# What to work on
Reading down the listing below, count the lines where the word "during" shows up, then give only that count.

# Given data
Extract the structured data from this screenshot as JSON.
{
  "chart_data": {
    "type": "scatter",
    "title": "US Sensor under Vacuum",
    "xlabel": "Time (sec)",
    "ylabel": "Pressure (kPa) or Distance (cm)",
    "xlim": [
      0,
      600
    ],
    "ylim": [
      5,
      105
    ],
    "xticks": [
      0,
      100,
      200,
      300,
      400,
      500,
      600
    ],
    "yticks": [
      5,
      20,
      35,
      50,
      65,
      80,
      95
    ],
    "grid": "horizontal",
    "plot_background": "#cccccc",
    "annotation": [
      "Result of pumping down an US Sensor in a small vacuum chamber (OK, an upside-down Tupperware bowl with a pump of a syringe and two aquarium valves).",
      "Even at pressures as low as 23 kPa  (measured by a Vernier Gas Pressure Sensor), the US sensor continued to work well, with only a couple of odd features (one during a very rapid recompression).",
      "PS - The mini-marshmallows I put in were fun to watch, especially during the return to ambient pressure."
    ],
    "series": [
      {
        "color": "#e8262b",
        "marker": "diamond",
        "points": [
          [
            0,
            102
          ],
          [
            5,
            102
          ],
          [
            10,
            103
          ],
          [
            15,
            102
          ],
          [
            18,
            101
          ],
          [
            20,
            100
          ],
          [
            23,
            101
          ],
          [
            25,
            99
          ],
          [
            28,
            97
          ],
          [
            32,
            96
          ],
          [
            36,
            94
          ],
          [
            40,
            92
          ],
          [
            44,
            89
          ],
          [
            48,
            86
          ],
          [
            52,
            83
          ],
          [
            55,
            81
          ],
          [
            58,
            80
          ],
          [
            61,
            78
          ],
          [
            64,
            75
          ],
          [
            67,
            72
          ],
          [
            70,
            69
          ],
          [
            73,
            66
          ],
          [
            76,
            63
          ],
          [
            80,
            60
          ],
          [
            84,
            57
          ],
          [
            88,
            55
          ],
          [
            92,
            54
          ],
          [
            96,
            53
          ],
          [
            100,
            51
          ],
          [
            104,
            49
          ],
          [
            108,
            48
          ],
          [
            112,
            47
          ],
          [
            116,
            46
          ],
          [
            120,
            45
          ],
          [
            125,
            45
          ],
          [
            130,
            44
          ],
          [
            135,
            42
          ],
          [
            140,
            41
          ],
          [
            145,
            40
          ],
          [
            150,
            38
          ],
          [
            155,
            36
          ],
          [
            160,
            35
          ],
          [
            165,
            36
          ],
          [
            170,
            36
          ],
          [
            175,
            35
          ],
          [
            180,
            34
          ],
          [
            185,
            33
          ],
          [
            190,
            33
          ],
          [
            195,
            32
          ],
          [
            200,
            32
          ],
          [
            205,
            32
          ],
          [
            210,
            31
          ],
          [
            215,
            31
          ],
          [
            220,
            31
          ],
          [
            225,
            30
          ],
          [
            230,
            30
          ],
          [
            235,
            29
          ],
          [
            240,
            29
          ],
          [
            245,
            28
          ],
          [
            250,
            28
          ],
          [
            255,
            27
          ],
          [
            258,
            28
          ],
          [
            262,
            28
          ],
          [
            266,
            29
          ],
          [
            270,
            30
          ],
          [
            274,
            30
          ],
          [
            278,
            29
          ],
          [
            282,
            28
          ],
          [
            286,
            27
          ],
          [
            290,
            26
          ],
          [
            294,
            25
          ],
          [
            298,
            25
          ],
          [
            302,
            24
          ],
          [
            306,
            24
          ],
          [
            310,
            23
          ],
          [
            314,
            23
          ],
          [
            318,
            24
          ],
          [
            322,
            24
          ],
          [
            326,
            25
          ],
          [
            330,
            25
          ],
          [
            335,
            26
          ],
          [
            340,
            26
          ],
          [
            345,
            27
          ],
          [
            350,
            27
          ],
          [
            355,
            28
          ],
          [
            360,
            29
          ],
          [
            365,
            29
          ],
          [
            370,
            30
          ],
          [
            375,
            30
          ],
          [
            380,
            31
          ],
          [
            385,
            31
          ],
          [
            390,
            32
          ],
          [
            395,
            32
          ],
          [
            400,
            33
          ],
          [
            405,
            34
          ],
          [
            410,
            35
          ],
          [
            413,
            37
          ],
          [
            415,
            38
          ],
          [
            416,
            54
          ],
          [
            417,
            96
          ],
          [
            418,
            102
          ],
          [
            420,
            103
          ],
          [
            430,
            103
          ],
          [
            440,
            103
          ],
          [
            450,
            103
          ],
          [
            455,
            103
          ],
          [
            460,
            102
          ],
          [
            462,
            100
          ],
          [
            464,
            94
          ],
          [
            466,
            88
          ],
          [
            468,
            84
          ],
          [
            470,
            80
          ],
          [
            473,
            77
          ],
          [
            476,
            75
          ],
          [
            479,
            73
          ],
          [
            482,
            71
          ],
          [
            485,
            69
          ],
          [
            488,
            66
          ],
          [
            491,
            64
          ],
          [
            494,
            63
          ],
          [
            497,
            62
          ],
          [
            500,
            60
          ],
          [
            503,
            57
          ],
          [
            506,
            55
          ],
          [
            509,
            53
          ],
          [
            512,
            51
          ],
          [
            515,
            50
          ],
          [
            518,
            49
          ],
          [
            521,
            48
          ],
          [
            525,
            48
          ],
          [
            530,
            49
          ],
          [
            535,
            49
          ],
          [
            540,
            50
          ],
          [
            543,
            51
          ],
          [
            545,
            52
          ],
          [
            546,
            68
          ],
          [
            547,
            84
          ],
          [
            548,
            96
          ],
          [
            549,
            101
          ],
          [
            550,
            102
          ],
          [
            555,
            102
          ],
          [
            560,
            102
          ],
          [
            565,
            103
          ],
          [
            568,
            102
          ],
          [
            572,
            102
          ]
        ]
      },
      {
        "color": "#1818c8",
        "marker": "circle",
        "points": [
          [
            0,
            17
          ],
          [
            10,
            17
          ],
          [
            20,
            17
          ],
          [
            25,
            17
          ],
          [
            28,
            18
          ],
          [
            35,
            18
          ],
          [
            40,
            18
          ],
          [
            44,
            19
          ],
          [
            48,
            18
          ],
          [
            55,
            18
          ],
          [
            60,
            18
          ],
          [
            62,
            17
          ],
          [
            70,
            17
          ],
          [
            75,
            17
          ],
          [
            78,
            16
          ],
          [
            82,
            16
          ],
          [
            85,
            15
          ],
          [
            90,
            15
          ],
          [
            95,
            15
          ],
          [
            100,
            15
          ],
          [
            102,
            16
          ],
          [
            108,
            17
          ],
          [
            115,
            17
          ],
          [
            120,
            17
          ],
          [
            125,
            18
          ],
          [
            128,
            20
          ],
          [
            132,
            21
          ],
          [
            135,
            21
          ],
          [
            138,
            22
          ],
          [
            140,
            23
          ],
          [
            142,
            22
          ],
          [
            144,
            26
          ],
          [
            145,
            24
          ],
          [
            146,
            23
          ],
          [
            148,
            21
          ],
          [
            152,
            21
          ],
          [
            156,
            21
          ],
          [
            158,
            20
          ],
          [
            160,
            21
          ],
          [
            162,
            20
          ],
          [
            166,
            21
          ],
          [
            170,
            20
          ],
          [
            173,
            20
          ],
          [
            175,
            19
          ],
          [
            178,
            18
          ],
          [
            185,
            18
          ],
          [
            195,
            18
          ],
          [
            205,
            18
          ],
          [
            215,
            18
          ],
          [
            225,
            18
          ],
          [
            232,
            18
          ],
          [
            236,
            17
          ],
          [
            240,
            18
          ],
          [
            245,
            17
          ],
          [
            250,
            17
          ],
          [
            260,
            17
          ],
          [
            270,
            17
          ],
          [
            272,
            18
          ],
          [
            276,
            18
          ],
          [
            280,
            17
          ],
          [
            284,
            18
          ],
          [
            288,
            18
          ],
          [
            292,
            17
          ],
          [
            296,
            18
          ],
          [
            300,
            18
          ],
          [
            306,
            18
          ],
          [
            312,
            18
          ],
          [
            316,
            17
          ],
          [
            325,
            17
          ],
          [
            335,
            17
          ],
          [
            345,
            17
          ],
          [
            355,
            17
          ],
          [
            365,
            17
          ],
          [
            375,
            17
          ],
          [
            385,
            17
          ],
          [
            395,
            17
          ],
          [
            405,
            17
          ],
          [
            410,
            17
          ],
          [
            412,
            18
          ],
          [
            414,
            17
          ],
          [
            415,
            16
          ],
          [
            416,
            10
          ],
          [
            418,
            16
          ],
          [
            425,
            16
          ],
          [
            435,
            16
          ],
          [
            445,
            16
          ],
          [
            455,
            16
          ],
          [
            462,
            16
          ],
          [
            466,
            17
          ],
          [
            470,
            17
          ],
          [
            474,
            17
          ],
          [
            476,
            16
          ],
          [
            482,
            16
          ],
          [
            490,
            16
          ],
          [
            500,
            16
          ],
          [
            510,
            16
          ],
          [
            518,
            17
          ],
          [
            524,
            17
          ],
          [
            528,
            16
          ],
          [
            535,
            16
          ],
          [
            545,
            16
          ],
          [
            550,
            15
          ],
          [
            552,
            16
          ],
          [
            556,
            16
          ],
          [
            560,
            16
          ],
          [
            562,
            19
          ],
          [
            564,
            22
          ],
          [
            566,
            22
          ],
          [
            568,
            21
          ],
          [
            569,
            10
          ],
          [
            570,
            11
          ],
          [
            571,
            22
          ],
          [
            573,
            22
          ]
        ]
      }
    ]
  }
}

# Solution below
2